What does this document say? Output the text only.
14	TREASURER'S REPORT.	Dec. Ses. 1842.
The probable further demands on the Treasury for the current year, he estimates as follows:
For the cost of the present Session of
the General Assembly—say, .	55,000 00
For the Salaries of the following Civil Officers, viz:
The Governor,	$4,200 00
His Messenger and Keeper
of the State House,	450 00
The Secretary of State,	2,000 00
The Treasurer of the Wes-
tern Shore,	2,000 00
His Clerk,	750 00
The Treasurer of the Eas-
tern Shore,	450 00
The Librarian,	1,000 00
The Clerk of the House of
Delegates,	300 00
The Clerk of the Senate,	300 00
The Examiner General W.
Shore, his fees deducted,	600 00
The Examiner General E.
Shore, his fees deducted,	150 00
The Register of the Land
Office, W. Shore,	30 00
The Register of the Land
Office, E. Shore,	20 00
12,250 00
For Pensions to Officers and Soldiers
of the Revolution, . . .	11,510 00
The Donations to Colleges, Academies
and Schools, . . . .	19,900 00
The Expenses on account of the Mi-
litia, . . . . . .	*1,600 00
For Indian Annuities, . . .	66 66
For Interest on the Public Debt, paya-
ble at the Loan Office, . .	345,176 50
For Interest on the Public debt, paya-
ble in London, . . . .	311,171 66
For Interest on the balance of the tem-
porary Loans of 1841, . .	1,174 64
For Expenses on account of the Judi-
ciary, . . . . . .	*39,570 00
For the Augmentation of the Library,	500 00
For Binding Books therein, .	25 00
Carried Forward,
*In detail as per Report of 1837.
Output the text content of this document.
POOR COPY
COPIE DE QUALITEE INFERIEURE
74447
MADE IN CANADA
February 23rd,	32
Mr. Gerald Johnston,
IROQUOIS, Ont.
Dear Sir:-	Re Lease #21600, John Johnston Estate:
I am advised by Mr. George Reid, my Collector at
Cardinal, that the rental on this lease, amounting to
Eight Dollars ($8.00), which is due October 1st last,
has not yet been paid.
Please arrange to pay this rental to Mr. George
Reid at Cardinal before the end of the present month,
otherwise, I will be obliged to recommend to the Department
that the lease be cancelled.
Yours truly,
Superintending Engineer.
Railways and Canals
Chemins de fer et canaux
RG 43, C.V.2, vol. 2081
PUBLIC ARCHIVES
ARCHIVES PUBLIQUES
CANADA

=======

Above are the records; retype them all without a single difference.

What does this document say? Output the text only.
14	TREASURER'S REPORT.	Dec. Ses. 1842.
The probable further demands on the Treasury for the current year, he estimates as follows:
For the cost of the present Session of
the General Assembly—say, .	55,000 00
For the Salaries of the following Civil Officers, viz:
The Governor,	$4,200 00
His Messenger and Keeper
of the State House,	450 00
The Secretary of State,	2,000 00
The Treasurer of the Wes-
tern Shore,	2,000 00
His Clerk,	750 00
The Treasurer of the Eas-
tern Shore,	450 00
The Librarian,	1,000 00
The Clerk of the House of
Delegates,	300 00
The Clerk of the Senate,	300 00
The Examiner General W.
Shore, his fees deducted,	600 00
The Examiner General E.
Shore, his fees deducted,	150 00
The Register of the Land
Office, W. Shore,	30 00
The Register of the Land
Office, E. Shore,	20 00
12,250 00
For Pensions to Officers and Soldiers
of the Revolution, . . .	11,510 00
The Donations to Colleges, Academies
and Schools, . . . .	19,900 00
The Expenses on account of the Mi-
litia, . . . . . .	*1,600 00
For Indian Annuities, . . .	66 66
For Interest on the Public Debt, paya-
ble at the Loan Office, . .	345,176 50
For Interest on the Public debt, paya-
ble in London, . . . .	311,171 66
For Interest on the balance of the tem-
porary Loans of 1841, . .	1,174 64
For Expenses on account of the Judi-
ciary, . . . . . .	*39,570 00
For the Augmentation of the Library,	500 00
For Binding Books therein, .	25 00
Carried Forward,
*In detail as per Report of 1837.
Output the text content of this document.
POOR COPY
COPIE DE QUALITEE INFERIEURE
74447
MADE IN CANADA
February 23rd,	32
Mr. Gerald Johnston,
IROQUOIS, Ont.
Dear Sir:-	Re Lease #21600, John Johnston Estate:
I am advised by Mr. George Reid, my Collector at
Cardinal, that the rental on this lease, amounting to
Eight Dollars ($8.00), which is due October 1st last,
has not yet been paid.
Please arrange to pay this rental to Mr. George
Reid at Cardinal before the end of the present month,
otherwise, I will be obliged to recommend to the Department
that the lease be cancelled.
Yours truly,
Superintending Engineer.
Railways and Canals
Chemins de fer et canaux
RG 43, C.V.2, vol. 2081
PUBLIC ARCHIVES
ARCHIVES PUBLIQUES
CANADA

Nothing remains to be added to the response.